-- Requirement --
Locate the string "Pakistan" in the records below. Copy every line where it occurs.
>>>
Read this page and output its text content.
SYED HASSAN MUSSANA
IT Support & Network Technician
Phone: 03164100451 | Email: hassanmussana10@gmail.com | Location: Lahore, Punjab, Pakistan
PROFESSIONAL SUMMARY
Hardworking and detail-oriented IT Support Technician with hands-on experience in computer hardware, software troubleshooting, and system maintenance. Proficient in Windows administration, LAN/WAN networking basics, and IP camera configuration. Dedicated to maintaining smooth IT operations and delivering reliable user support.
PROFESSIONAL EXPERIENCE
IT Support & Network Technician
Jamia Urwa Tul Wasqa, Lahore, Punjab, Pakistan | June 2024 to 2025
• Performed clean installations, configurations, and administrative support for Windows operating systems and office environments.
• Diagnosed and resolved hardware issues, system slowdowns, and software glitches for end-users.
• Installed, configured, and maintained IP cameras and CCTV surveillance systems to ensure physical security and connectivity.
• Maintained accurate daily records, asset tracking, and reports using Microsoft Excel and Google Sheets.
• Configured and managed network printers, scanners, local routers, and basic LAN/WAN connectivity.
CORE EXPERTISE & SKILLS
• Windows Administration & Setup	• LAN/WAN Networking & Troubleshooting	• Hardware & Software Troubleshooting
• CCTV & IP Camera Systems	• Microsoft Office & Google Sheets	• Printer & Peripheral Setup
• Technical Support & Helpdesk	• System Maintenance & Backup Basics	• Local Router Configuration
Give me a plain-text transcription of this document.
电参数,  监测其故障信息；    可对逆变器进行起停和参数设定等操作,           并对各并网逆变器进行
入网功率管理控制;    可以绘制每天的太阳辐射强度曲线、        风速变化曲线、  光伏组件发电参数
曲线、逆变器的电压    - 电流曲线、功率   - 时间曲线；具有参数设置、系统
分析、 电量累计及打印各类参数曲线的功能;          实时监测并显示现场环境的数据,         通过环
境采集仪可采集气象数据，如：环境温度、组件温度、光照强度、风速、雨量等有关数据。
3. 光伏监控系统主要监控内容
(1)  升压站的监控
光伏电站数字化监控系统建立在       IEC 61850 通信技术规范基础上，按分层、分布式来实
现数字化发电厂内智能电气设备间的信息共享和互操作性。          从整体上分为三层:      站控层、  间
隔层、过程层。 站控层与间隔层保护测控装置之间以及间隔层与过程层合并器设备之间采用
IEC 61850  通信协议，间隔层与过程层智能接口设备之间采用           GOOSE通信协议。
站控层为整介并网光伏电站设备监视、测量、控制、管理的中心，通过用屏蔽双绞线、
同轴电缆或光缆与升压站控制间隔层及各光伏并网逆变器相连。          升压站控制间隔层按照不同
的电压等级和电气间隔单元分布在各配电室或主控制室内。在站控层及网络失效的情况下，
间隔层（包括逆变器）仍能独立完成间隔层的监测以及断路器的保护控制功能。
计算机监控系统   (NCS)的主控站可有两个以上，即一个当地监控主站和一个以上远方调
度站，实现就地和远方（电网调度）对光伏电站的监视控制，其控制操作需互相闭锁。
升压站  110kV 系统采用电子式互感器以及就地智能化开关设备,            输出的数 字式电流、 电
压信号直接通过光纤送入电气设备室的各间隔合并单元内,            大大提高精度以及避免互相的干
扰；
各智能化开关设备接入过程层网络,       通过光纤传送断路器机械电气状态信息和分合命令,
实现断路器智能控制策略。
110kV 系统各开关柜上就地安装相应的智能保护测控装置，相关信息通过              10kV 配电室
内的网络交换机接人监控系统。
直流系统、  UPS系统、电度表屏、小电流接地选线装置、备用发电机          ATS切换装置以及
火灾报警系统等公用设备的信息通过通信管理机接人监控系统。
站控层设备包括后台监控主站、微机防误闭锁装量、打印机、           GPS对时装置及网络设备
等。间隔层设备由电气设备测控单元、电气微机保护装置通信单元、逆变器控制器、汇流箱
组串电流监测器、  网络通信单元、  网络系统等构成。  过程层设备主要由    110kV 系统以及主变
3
<<<
-- Exercise answer --
Phone: 03164100451 | Email: hassanmussana10@gmail.com | Location: Lahore, Punjab, Pakistan
Jamia Urwa Tul Wasqa, Lahore, Punjab, Pakistan | June 2024 to 2025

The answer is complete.